#### 抜粋本文
訪問日:2019年4月27日
大阪環状線の電車がJR大阪城公園駅に到着すると、多くの人が下車しました。当日はゴールデンウィークの初日であり、「さすが大阪城は人気があるな」と思いましたが、大阪城ホールでコンサートがあるため、より沢山の人が下車したようです。
大阪城公園駅から少し歩くと大阪城ホールがあり、そこで左折し、しばらく歩くと、青屋門があり、それをくぐると、天守と内堀が見え、「格好良いな」と思いました。現在の天守は1931年に再建されたものであり、お城好きの中には評価しない人もいますが、私はとても良い天守だと思っており、3月23日にテレビ朝日で放送された「お城総選挙」で大阪城が第二位に選ばれたのも納得です。極楽橋と天守と石垣は本当に絵になる風景です。
少し歩くと、「豊臣秀頼 淀殿 自刃の地の碑」を示す案内があり、立ち寄りました。
慶長20年(1615年)の大阪夏の陣では、旧暦の5月8日、徳川軍に追い詰められた豊臣秀頼とその母淀殿が山里丸にあった櫓にひそみ、自害したと多くの記録が伝えている。
それにちなんで平成9年(1997)、現在の山里丸の一画に大阪市の手によりこの記念碑が建てられた。
とあり、観光客が歩くルートから少し外れていますので訪れる人は少ないですが、私は大阪城を訪れた時には必ず訪れるようにしています。
########
#### データ記録
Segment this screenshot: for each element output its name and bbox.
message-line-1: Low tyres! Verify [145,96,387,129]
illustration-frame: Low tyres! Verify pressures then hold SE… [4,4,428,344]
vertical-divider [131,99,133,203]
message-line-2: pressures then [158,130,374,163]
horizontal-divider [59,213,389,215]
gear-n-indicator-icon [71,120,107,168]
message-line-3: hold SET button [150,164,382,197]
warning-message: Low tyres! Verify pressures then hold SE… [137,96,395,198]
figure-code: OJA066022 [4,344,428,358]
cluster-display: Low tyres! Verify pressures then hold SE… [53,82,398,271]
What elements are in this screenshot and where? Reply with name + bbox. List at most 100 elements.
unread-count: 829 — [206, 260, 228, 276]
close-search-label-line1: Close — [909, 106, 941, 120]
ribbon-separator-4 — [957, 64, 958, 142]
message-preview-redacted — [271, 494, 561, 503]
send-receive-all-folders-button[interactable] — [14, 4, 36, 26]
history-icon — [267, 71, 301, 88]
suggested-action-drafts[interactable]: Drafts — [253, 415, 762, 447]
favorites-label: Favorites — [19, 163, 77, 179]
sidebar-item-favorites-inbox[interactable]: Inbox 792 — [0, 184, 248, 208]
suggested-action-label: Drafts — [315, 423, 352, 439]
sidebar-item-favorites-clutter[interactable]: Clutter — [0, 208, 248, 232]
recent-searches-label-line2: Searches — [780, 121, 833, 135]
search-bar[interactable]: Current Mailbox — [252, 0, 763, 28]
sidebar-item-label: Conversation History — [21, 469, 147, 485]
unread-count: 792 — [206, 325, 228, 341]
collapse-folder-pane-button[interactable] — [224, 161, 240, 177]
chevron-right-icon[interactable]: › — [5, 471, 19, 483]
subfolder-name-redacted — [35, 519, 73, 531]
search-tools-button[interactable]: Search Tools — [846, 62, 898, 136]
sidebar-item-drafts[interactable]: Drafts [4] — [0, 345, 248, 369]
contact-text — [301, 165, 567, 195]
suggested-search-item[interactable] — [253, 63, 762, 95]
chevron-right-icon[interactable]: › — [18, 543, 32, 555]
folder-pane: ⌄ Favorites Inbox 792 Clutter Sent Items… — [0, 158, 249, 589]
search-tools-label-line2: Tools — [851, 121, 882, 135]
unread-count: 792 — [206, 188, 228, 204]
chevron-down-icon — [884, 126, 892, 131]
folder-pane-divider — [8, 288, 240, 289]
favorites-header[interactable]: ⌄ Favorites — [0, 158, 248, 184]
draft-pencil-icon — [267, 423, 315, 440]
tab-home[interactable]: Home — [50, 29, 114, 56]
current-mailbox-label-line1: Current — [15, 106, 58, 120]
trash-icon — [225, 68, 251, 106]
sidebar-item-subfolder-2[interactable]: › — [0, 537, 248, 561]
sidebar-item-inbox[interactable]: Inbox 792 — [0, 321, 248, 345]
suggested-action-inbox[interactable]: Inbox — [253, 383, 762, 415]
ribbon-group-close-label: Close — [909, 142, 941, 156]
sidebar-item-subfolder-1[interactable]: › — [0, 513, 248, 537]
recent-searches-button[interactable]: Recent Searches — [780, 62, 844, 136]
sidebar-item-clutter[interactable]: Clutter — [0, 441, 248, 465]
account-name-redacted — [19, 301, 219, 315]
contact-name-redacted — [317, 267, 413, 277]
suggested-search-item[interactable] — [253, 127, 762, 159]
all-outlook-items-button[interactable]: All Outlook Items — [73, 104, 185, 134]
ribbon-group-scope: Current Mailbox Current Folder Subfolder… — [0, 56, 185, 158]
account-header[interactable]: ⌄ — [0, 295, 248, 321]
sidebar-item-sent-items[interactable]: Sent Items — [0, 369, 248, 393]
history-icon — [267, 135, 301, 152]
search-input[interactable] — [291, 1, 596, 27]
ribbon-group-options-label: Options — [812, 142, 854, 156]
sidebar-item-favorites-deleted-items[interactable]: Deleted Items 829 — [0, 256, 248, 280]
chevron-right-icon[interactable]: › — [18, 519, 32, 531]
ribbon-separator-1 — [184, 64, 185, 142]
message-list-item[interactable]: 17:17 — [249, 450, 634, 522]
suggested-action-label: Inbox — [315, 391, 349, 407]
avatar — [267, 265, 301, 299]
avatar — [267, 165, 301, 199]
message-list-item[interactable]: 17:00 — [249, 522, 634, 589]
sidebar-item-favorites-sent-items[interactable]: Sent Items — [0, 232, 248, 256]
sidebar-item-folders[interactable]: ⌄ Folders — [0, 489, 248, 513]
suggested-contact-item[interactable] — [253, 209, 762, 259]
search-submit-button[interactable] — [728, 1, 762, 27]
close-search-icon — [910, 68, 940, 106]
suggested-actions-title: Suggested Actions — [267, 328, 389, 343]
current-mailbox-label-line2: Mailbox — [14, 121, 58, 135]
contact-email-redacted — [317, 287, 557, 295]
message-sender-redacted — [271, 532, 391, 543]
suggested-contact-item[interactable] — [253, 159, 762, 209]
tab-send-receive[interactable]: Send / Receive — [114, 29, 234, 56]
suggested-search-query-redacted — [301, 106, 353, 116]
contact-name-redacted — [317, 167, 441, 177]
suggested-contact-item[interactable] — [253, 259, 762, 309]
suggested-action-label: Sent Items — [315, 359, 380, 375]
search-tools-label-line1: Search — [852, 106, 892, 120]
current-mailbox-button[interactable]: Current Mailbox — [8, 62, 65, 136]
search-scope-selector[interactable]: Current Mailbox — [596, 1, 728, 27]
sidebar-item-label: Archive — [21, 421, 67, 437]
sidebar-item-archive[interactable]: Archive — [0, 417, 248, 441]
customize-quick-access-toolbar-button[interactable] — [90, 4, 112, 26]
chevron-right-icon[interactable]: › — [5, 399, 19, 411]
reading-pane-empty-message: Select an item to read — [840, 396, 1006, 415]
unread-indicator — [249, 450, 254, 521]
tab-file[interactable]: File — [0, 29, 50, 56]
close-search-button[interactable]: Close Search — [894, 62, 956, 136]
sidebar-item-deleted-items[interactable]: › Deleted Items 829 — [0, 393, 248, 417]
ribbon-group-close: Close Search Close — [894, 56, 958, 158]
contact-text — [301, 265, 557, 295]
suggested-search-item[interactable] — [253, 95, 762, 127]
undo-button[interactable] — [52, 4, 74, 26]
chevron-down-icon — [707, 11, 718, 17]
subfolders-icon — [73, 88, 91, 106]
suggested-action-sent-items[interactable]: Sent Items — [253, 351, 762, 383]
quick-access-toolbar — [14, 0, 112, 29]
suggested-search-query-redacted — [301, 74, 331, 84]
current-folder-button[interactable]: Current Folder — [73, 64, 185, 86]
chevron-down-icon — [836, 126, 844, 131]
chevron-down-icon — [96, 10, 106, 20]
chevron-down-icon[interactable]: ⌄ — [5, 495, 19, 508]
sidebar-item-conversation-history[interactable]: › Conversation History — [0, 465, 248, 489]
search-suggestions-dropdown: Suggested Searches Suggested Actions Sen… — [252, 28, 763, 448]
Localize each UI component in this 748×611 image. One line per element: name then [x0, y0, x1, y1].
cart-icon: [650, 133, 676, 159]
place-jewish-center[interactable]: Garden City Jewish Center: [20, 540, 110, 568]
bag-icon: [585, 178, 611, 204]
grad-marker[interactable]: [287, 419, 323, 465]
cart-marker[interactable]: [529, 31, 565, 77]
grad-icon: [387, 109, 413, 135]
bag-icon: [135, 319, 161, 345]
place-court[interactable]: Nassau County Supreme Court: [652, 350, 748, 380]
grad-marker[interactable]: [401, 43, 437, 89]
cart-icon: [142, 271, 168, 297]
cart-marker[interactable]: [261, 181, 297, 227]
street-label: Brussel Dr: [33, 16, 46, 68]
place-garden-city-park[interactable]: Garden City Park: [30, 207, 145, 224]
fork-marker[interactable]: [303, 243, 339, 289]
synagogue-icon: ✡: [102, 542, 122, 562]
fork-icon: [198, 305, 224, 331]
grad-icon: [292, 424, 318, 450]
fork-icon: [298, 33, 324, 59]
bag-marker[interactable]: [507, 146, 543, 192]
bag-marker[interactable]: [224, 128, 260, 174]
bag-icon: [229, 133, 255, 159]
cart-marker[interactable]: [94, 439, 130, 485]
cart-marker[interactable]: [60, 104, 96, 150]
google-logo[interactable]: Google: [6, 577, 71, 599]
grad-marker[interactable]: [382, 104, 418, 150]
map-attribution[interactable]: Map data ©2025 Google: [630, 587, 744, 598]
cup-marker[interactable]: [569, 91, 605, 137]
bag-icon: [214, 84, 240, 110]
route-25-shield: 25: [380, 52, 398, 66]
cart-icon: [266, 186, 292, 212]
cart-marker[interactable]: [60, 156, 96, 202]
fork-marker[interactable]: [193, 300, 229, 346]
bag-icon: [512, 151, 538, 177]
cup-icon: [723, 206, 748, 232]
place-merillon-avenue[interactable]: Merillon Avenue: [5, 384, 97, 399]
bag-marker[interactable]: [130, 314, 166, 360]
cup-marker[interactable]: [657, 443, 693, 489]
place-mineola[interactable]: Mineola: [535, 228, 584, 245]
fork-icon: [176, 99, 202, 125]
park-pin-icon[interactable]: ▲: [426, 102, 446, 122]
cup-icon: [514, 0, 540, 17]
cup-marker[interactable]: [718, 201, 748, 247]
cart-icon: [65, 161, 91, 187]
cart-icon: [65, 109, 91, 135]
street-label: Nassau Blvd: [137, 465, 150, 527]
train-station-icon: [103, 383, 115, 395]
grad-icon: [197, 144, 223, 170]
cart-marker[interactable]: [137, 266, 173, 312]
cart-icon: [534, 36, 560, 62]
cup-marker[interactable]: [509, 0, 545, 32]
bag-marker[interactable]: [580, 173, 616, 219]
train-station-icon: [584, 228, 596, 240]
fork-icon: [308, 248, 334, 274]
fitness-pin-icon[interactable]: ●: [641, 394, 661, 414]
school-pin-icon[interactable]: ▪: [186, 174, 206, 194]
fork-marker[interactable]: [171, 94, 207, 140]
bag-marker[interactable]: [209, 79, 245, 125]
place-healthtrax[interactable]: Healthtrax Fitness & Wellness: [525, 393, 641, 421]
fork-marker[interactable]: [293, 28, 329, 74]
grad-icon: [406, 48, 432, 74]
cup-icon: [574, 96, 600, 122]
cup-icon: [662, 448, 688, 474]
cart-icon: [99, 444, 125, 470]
########
**作業内容**.
• a. 大阪城訪問の文章から、「大阪城公園駅から少し歩くと大」という語句を含むところで始まり「垣は本当に絵になる風景です。」で終わる部分を、一字も変えずにそのまま書き写してください。
• b. 記録の最初の行から「figure-code: OJA066022 [4,344,428,358]」を含む行までを、その両端の行も含めて一字も変えずに複製してください。

**作業ごとの解答**.
• a.
大阪城公園駅から少し歩くと大阪城ホールがあり、そこで左折し、しばらく歩くと、青屋門があり、それをくぐると、天守と内堀が見え、「格好良いな」と思いました。現在の天守は1931年に再建されたものであり、お城好きの中には評価しない人もいますが、私はとても良い天守だと思っており、3月23日にテレビ朝日で放送された「お城総選挙」で大阪城が第二位に選ばれたのも納得です。極楽橋と天守と石垣は本当に絵になる風景です。

• b.
Segment this screenshot: for each element output its name and bbox.
message-line-1: Low tyres! Verify [145,96,387,129]
illustration-frame: Low tyres! Verify pressures then hold SE… [4,4,428,344]
vertical-divider [131,99,133,203]
message-line-2: pressures then [158,130,374,163]
horizontal-divider [59,213,389,215]
gear-n-indicator-icon [71,120,107,168]
message-line-3: hold SET button [150,164,382,197]
warning-message: Low tyres! Verify pressures then hold SE… [137,96,395,198]
figure-code: OJA066022 [4,344,428,358]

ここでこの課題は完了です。